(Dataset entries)
---

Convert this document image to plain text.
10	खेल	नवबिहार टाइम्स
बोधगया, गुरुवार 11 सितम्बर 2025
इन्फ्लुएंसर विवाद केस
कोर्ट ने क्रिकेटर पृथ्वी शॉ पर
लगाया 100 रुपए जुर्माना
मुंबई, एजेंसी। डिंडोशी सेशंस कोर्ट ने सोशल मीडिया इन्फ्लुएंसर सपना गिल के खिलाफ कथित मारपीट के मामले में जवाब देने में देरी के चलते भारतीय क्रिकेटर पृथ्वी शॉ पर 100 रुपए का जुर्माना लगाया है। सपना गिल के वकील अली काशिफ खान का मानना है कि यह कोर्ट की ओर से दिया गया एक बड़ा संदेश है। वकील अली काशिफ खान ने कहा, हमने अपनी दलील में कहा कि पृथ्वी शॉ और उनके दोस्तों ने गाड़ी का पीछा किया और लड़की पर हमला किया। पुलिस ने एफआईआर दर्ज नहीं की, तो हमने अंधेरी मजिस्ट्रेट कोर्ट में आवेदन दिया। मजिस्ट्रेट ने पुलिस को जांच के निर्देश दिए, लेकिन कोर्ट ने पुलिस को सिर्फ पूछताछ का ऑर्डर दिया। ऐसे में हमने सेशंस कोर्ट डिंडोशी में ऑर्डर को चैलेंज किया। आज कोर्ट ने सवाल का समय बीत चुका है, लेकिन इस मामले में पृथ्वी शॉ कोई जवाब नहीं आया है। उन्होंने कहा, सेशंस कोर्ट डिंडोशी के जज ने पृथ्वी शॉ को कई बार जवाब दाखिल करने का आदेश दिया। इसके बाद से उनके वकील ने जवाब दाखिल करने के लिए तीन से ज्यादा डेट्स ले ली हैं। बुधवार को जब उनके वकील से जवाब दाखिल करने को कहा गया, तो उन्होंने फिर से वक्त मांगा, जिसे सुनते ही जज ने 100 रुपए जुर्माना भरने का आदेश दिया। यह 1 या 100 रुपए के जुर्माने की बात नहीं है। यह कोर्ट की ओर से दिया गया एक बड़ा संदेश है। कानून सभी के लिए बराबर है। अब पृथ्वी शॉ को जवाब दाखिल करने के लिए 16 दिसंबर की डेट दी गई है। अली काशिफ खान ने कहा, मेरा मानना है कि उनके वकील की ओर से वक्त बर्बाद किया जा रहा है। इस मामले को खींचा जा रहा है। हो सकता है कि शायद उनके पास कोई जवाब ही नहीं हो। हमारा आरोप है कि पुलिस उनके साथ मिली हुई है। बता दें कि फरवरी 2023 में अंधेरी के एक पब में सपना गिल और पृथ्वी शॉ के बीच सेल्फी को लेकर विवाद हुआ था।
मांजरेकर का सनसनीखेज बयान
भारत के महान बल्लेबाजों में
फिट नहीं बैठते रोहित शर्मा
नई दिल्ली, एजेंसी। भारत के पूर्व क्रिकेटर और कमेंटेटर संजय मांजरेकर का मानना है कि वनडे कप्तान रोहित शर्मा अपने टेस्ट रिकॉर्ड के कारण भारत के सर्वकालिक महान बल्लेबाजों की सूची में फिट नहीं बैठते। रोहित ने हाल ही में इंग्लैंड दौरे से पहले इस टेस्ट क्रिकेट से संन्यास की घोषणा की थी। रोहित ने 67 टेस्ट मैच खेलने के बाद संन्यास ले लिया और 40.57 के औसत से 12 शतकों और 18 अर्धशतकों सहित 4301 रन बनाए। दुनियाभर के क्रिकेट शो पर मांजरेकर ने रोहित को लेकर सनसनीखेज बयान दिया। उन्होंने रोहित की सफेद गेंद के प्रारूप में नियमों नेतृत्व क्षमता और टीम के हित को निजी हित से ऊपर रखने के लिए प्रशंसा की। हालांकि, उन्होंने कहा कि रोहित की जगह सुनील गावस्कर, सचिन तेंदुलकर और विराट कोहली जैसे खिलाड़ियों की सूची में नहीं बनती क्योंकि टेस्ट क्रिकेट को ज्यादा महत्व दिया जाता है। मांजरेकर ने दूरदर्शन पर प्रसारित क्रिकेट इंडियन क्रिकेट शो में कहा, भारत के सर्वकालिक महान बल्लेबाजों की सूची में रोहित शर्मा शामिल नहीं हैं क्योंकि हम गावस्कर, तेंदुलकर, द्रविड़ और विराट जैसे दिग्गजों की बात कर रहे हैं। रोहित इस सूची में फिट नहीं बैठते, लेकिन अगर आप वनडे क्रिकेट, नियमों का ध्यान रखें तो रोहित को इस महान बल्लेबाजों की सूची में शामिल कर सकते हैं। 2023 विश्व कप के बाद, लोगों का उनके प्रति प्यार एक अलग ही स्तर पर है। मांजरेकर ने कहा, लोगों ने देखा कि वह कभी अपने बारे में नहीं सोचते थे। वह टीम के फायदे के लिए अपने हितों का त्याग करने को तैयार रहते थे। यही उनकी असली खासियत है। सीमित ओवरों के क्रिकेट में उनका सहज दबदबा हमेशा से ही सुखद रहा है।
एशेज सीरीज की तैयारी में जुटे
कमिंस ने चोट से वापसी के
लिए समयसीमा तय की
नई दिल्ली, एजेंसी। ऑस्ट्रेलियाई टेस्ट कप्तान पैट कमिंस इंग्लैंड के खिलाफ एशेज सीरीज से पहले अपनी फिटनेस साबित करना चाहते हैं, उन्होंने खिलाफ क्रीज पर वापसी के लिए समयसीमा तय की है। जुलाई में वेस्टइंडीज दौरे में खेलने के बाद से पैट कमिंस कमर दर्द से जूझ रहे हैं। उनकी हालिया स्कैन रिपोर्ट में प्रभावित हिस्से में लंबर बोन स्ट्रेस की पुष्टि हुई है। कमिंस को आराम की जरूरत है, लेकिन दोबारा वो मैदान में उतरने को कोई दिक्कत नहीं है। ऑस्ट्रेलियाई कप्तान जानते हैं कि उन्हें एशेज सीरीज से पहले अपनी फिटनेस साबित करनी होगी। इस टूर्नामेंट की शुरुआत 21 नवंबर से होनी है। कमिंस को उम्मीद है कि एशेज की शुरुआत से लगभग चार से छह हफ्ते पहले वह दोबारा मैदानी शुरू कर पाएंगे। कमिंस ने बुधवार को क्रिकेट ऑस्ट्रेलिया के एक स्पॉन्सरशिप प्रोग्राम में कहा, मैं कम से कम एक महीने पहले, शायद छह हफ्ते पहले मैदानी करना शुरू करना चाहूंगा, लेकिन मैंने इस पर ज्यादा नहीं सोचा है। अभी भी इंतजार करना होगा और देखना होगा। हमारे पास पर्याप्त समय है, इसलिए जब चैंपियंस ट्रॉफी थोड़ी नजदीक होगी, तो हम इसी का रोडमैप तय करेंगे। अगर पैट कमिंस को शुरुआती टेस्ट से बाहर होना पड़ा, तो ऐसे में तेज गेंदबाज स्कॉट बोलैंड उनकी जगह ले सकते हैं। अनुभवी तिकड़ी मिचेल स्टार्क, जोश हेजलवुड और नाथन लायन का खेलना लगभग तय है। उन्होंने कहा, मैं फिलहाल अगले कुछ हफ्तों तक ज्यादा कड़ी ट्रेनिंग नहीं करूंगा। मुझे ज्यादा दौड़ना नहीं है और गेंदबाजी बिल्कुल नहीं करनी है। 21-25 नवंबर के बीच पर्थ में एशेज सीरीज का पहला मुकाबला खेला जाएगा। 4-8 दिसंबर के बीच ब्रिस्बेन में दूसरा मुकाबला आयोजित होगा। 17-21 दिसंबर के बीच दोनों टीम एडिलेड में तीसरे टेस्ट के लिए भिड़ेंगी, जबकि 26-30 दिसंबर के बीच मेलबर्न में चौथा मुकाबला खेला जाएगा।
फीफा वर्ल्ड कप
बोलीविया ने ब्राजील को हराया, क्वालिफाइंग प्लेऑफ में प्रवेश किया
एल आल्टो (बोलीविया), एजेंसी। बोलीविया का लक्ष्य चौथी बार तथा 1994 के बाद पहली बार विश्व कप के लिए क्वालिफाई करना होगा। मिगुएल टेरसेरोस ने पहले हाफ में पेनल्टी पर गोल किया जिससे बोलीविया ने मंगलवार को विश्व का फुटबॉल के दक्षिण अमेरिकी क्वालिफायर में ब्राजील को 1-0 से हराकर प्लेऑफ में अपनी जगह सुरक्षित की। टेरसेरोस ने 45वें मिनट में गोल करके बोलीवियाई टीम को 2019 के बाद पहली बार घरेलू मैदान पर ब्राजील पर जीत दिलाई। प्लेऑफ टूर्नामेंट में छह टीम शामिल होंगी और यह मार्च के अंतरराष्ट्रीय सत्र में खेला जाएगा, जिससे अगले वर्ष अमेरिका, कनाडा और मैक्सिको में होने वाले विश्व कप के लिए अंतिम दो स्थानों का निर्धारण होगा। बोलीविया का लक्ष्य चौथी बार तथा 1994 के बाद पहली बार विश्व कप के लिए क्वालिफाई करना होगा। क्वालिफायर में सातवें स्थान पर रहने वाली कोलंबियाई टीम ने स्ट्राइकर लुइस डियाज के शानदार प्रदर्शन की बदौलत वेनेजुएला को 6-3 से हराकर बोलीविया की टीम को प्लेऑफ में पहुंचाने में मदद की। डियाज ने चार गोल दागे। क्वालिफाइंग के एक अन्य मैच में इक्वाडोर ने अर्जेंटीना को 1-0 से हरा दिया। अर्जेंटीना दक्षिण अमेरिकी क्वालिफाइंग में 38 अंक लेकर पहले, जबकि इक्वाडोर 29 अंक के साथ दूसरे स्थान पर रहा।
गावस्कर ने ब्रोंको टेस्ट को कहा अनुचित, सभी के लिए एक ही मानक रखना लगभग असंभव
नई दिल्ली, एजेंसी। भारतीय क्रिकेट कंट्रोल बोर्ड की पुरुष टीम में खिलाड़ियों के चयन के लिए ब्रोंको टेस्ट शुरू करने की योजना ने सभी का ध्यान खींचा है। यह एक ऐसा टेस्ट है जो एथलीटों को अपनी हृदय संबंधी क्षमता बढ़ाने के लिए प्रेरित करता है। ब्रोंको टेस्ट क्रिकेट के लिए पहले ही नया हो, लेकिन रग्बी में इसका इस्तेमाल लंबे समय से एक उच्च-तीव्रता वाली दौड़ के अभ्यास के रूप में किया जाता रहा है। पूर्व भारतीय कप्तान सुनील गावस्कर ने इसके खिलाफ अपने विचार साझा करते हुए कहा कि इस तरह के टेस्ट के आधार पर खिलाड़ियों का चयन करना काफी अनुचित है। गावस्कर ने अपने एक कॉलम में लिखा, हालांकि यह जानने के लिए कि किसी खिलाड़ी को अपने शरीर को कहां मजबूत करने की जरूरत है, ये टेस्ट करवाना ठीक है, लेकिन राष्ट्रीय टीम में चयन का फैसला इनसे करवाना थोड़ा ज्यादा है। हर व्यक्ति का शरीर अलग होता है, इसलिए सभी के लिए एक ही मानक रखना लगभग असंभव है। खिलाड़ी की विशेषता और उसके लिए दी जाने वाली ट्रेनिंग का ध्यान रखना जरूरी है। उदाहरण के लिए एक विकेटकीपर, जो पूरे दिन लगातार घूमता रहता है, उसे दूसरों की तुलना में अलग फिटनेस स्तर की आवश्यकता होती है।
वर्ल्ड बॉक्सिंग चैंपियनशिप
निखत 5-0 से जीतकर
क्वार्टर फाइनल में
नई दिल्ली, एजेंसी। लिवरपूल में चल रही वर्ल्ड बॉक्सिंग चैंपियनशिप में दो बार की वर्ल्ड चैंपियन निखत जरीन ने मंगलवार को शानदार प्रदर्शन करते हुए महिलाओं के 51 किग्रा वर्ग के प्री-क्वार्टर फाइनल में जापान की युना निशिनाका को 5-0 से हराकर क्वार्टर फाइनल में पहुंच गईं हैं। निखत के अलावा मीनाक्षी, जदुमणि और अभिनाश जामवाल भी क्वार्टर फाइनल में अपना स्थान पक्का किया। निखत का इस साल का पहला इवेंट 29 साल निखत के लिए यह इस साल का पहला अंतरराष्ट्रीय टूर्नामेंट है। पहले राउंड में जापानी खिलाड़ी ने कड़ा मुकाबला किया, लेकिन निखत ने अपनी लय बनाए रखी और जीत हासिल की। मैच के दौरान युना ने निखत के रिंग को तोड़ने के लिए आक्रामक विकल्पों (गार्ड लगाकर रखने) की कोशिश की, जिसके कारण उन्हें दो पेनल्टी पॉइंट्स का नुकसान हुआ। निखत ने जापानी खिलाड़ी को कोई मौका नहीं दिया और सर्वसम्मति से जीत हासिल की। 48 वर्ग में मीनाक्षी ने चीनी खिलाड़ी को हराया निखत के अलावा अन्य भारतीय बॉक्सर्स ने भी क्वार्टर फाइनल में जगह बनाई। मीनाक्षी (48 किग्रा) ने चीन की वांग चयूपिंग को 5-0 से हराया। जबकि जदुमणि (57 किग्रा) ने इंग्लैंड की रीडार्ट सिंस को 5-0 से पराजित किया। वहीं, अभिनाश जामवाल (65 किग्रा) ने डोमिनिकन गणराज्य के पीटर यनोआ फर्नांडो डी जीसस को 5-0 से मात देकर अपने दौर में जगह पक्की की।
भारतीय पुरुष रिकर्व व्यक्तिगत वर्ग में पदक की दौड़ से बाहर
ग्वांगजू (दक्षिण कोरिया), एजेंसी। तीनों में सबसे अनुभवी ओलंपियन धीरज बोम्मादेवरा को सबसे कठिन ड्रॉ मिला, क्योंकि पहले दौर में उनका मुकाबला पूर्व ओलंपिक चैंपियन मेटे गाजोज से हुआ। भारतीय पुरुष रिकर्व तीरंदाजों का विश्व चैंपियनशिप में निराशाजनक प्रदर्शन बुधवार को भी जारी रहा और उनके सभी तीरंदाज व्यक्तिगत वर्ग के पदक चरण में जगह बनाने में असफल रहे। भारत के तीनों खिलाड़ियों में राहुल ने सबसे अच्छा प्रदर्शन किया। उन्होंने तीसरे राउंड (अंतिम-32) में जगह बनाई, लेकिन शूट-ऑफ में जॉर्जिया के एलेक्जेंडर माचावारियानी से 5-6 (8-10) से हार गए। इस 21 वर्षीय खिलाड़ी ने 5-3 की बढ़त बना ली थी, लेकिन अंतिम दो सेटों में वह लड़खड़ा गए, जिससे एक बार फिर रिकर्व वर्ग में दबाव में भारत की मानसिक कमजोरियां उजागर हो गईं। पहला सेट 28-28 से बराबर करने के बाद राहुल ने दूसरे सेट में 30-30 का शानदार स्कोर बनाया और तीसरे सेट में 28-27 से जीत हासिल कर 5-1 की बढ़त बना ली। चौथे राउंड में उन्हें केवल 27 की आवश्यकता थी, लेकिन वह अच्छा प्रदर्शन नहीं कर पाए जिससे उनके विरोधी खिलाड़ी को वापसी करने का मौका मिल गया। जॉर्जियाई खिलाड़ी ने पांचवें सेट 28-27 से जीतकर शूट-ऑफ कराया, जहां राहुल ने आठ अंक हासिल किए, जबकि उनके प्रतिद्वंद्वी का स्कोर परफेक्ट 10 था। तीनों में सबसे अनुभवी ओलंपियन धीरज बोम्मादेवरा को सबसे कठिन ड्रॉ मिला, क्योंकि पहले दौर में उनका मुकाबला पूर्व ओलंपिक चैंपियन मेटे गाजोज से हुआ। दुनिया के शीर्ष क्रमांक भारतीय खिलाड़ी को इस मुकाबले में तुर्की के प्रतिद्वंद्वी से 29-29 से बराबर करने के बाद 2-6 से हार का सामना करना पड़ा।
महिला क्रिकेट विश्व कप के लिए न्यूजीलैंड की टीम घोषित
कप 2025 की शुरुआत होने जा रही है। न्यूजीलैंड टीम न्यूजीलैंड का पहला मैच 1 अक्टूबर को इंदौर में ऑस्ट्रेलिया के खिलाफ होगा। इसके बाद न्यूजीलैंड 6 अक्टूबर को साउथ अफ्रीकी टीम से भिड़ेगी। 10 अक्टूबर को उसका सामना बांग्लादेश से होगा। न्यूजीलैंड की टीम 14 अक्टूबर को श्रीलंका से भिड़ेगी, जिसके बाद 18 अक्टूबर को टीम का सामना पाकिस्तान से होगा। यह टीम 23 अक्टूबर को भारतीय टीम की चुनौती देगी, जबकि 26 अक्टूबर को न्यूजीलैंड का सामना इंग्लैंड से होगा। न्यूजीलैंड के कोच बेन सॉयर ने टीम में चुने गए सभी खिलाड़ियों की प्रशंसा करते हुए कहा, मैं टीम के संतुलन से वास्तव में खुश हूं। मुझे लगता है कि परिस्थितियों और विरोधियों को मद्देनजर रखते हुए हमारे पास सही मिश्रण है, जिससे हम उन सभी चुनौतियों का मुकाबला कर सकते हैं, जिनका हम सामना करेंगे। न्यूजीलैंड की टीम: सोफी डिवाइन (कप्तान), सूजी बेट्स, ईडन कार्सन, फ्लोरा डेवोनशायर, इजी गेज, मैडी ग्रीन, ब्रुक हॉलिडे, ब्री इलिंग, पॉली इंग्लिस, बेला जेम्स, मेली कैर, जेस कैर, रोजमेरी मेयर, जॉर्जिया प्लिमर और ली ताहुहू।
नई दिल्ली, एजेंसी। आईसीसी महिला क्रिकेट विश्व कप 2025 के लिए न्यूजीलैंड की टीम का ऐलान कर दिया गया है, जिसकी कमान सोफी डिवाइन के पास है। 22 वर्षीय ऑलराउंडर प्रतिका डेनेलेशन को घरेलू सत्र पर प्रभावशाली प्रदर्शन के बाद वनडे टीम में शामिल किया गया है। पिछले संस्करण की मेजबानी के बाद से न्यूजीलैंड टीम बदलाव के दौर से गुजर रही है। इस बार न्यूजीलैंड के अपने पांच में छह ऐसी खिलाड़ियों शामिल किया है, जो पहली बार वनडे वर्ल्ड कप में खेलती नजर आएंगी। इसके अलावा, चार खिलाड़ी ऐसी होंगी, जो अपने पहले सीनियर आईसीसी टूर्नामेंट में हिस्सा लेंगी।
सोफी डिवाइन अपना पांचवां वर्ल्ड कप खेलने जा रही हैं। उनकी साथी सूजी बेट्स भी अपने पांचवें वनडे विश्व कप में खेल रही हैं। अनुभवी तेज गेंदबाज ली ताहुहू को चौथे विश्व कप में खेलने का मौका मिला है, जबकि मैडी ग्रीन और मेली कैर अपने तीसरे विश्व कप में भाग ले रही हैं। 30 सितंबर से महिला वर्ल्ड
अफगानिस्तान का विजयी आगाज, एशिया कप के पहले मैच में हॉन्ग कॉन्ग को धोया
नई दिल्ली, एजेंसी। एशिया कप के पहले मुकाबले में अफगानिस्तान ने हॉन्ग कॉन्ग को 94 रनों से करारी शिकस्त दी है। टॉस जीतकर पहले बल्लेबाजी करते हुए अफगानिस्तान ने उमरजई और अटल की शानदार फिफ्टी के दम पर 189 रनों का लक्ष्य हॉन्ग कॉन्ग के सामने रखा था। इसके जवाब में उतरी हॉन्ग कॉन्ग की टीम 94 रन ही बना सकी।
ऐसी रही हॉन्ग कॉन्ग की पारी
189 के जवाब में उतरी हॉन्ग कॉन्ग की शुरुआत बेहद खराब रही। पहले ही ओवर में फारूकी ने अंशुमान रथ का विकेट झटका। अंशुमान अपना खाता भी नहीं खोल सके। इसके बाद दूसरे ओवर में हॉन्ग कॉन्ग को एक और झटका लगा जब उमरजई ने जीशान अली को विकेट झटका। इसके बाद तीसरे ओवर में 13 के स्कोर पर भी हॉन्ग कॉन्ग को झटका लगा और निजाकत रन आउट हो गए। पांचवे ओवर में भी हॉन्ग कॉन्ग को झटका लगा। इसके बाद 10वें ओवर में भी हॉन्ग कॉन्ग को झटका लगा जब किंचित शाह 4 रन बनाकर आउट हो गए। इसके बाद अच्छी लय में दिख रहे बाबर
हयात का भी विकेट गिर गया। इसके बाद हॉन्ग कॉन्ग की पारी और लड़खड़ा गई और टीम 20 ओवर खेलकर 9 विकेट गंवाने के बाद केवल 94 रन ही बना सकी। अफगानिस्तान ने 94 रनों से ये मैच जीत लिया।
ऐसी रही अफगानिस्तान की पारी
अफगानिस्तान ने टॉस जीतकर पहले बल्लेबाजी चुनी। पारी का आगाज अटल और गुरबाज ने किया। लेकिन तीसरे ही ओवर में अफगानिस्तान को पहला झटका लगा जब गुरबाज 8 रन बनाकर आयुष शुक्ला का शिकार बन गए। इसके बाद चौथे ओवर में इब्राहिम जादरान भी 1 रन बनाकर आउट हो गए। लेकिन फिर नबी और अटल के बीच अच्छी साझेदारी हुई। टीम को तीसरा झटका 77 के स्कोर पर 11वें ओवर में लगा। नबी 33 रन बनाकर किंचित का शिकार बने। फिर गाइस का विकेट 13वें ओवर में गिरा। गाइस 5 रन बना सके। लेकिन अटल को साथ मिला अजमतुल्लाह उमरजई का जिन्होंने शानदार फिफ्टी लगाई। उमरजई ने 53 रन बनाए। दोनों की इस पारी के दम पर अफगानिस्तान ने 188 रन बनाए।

---

Check every line for "समयस" and show the ones that have it.

RESPONSE TO THE EXERCISE:
लिए समयसीमा तय की
नई दिल्ली, एजेंसी। ऑस्ट्रेलियाई टेस्ट कप्तान पैट कमिंस इंग्लैंड के खिलाफ एशेज सीरीज से पहले अपनी फिटनेस साबित करना चाहते हैं, उन्होंने खिलाफ क्रीज पर वापसी के लिए समयसीमा तय की है। जुलाई में वेस्टइंडीज दौरे में खेलने के बाद से पैट कमिंस कमर दर्द से जूझ रहे हैं। उनकी हालिया स्कैन रिपोर्ट में प्रभावित हिस्से में लंबर बोन स्ट्रेस की पुष्टि हुई है। कमिंस को आराम की जरूरत है, लेकिन दोबारा वो मैदान में उतरने को कोई दिक्कत नहीं है। ऑस्ट्रेलियाई कप्तान जानते हैं कि उन्हें एशेज सीरीज से पहले अपनी फिटनेस साबित करनी होगी। इस टूर्नामेंट की शुरुआत 21 नवंबर से होनी है। कमिंस को उम्मीद है कि एशेज की शुरुआत से लगभग चार से छह हफ्ते पहले वह दोबारा मैदानी शुरू कर पाएंगे। कमिंस ने बुधवार को क्रिकेट ऑस्ट्रेलिया के एक स्पॉन्सरशिप प्रोग्राम में कहा, मैं कम से कम एक महीने पहले, शायद छह हफ्ते पहले मैदानी करना शुरू करना चाहूंगा, लेकिन मैंने इस पर ज्यादा नहीं सोचा है। अभी भी इंतजार करना होगा और देखना होगा। हमारे पास पर्याप्त समय है, इसलिए जब चैंपियंस ट्रॉफी थोड़ी नजदीक होगी, तो हम इसी का रोडमैप तय करेंगे। अगर पैट कमिंस को शुरुआती टेस्ट से बाहर होना पड़ा, तो ऐसे में तेज गेंदबाज स्कॉट बोलैंड उनकी जगह ले सकते हैं। अनुभवी तिकड़ी मिचेल स्टार्क, जोश हेजलवुड और नाथन लायन का खेलना लगभग तय है। उन्होंने कहा, मैं फिलहाल अगले कुछ हफ्तों तक ज्यादा कड़ी ट्रेनिंग नहीं करूंगा। मुझे ज्यादा दौड़ना नहीं है और गेंदबाजी बिल्कुल नहीं करनी है। 21-25 नवंबर के बीच पर्थ में एशेज सीरीज का पहला मुकाबला खेला जाएगा। 4-8 दिसंबर के बीच ब्रिस्बेन में दूसरा मुकाबला आयोजित होगा। 17-21 दिसंबर के बीच दोनों टीम एडिलेड में तीसरे टेस्ट के लिए भिड़ेंगी, जबकि 26-30 दिसंबर के बीच मेलबर्न में चौथा मुकाबला खेला जाएगा।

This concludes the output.